- What to do: Please count the lines in the material below that contain the string "like", with uppercase and lowercase treated as different, and give only that number.

- Raw records:
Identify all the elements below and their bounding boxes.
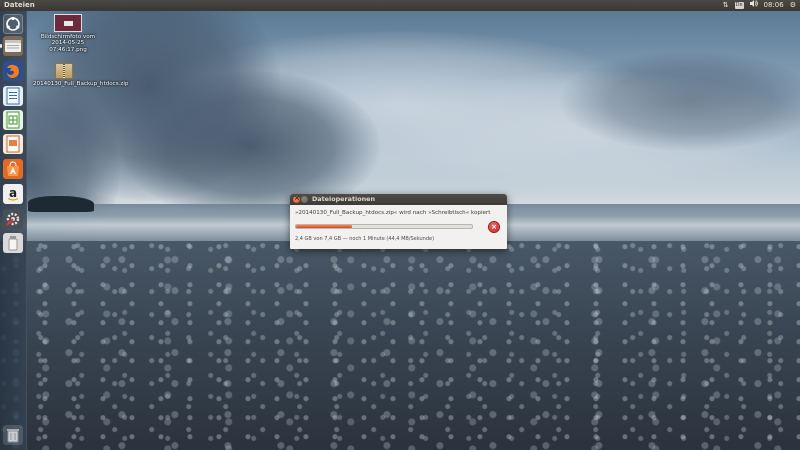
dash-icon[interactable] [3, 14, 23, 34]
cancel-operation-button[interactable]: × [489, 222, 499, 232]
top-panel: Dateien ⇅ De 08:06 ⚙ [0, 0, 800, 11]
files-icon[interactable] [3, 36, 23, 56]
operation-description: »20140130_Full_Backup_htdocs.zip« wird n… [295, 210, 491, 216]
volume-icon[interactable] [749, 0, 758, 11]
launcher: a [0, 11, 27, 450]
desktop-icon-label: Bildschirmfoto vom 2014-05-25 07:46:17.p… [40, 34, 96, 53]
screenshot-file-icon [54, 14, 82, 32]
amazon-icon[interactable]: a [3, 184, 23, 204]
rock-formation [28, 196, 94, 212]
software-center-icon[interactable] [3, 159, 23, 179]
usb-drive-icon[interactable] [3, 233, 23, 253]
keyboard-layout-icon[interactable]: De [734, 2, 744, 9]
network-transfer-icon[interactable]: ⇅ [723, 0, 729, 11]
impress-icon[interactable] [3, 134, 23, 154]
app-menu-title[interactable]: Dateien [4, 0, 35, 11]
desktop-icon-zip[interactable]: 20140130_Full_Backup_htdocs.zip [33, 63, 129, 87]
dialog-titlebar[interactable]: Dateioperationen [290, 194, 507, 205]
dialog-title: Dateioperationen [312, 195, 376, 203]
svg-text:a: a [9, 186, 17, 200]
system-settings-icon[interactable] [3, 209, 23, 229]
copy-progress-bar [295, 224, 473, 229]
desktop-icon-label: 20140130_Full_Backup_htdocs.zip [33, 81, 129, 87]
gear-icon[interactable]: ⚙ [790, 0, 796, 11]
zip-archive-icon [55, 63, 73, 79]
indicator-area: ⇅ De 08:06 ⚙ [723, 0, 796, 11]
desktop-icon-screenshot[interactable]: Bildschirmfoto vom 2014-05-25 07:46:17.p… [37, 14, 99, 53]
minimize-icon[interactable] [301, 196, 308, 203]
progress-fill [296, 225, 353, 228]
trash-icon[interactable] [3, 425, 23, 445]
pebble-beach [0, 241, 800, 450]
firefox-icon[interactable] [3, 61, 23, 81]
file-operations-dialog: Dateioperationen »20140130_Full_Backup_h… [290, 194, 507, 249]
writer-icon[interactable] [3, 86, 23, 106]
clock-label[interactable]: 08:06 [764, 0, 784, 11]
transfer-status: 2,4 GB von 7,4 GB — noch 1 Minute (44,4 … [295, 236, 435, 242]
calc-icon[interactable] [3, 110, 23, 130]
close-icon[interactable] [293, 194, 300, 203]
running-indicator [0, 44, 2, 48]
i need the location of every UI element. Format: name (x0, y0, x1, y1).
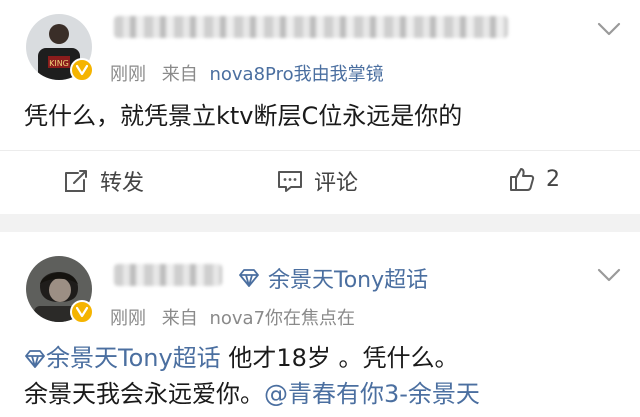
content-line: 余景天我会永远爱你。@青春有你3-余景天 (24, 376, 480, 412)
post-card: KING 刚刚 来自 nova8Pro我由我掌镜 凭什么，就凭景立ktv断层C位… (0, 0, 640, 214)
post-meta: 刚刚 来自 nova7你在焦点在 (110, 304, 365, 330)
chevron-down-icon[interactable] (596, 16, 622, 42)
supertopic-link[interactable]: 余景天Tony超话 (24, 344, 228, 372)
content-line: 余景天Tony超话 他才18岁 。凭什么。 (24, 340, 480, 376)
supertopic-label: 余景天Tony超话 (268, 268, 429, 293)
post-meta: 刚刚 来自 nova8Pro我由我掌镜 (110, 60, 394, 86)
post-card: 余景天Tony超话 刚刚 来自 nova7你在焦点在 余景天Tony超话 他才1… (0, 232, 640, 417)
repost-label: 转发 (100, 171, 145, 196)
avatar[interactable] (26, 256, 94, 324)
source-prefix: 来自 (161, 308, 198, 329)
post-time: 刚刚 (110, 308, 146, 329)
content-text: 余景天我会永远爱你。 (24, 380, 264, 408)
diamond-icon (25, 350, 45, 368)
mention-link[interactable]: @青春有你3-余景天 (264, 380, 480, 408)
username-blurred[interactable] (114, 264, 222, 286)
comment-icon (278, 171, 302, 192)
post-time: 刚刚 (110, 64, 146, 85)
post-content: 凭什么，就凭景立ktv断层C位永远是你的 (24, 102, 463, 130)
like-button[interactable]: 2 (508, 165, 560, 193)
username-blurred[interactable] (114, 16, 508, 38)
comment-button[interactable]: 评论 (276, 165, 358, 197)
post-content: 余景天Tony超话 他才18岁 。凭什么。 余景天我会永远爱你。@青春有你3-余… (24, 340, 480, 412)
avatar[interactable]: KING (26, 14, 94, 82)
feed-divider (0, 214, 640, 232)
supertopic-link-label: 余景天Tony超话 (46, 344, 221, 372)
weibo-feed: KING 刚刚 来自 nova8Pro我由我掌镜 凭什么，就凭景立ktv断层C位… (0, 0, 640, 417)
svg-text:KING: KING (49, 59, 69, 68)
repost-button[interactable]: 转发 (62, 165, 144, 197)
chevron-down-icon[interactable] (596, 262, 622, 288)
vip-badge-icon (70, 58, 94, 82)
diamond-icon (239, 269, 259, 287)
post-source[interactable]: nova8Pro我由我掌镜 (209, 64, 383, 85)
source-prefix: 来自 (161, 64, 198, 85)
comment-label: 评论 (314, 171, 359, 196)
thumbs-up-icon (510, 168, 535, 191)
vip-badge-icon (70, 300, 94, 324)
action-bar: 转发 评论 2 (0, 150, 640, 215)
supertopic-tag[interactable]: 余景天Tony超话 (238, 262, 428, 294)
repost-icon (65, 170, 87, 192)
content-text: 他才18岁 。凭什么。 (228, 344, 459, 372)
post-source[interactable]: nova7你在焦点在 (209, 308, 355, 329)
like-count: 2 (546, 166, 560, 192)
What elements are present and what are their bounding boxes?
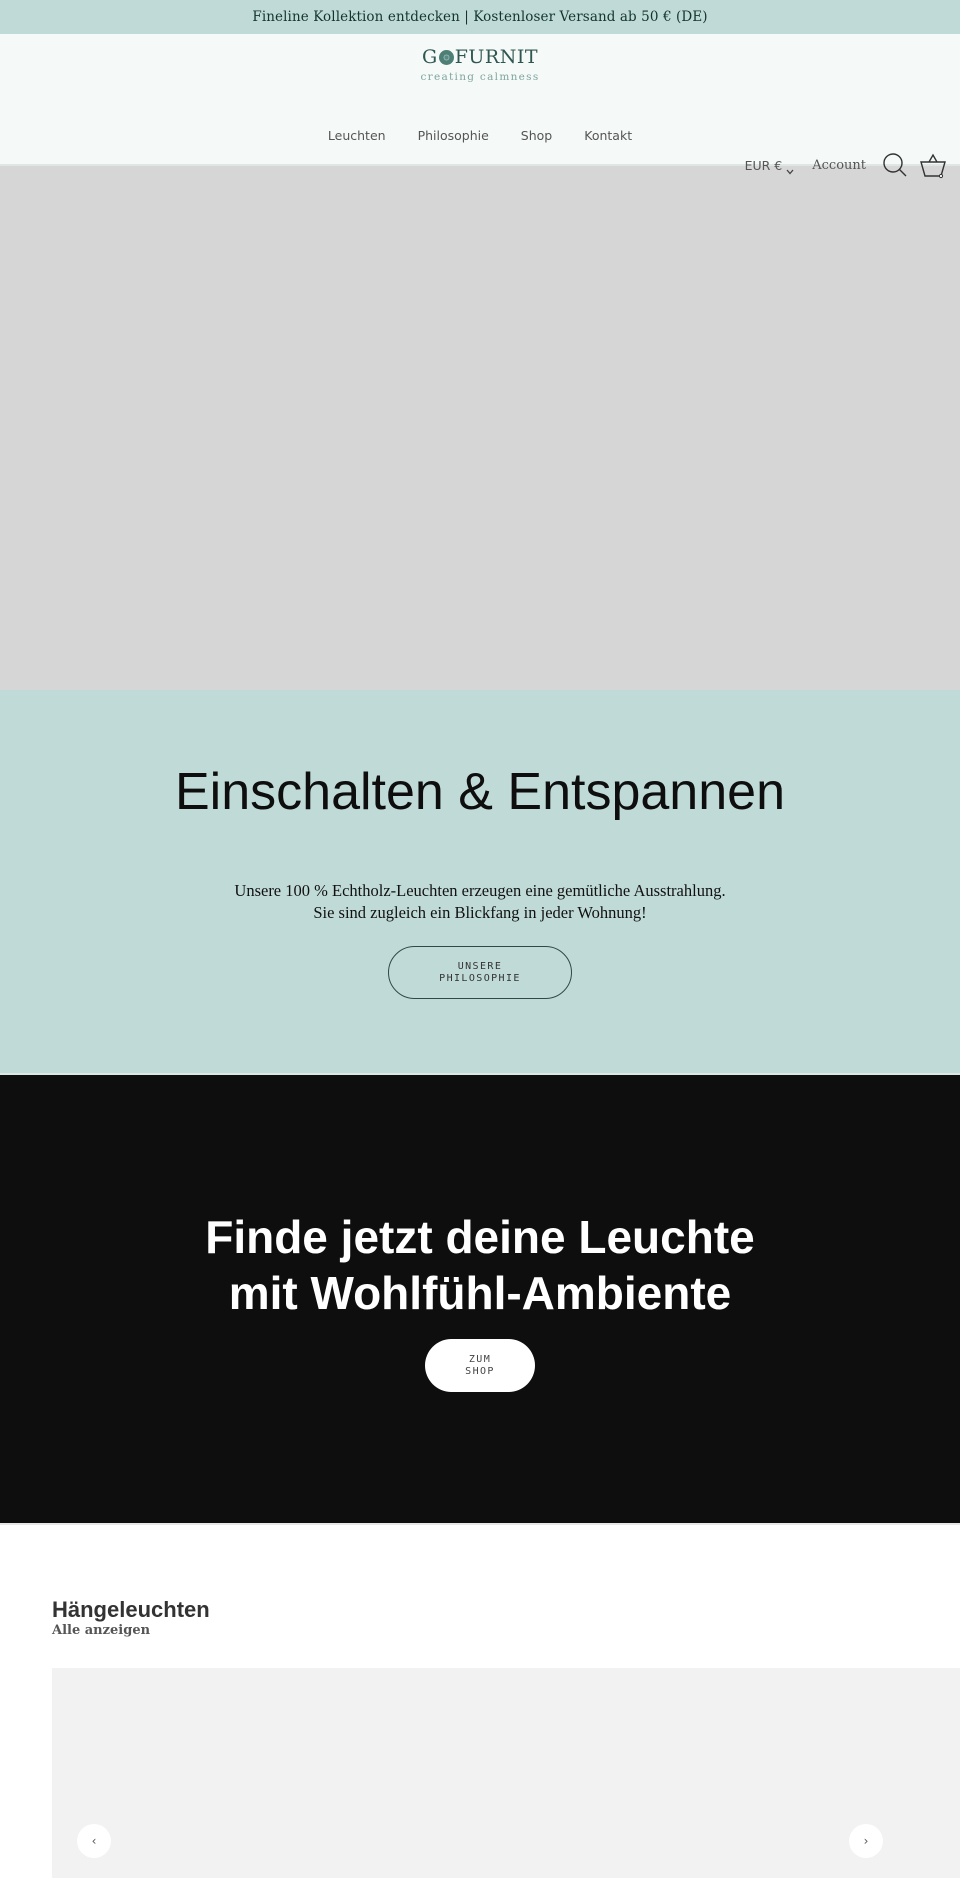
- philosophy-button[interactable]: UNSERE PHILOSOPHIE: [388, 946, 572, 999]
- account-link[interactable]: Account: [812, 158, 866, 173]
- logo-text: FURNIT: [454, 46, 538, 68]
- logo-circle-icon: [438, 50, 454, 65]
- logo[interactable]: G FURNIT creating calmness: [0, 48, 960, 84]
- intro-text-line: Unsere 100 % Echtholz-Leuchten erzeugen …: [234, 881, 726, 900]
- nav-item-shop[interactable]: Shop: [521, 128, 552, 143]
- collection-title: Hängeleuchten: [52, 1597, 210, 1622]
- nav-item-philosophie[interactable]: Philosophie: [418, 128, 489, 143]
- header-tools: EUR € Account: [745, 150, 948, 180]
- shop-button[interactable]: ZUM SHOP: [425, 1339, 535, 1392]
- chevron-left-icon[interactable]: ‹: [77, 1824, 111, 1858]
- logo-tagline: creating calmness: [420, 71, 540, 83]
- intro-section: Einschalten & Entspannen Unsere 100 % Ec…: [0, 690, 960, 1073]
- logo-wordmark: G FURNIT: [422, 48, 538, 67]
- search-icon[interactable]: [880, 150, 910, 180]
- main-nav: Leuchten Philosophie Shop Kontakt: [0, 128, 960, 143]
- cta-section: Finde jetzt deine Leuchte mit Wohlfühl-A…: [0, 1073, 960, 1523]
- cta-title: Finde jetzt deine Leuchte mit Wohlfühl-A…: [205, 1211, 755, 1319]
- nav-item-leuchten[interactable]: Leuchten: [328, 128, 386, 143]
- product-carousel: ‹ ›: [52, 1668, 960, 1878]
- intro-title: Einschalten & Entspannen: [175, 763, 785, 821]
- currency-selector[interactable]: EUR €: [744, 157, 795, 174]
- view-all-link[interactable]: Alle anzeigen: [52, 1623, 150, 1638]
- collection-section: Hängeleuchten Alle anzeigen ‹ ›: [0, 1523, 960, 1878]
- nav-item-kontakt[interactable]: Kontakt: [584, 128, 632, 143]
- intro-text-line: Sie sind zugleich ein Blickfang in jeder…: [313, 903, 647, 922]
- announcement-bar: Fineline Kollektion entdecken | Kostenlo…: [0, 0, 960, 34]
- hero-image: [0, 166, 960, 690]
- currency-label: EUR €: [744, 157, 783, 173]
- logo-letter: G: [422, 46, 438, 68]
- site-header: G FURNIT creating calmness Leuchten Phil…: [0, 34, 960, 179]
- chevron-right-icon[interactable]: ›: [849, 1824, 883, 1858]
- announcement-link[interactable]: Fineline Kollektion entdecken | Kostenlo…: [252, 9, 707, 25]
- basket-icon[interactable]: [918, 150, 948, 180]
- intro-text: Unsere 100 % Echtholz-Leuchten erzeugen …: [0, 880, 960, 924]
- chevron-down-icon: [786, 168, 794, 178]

- Task result: 2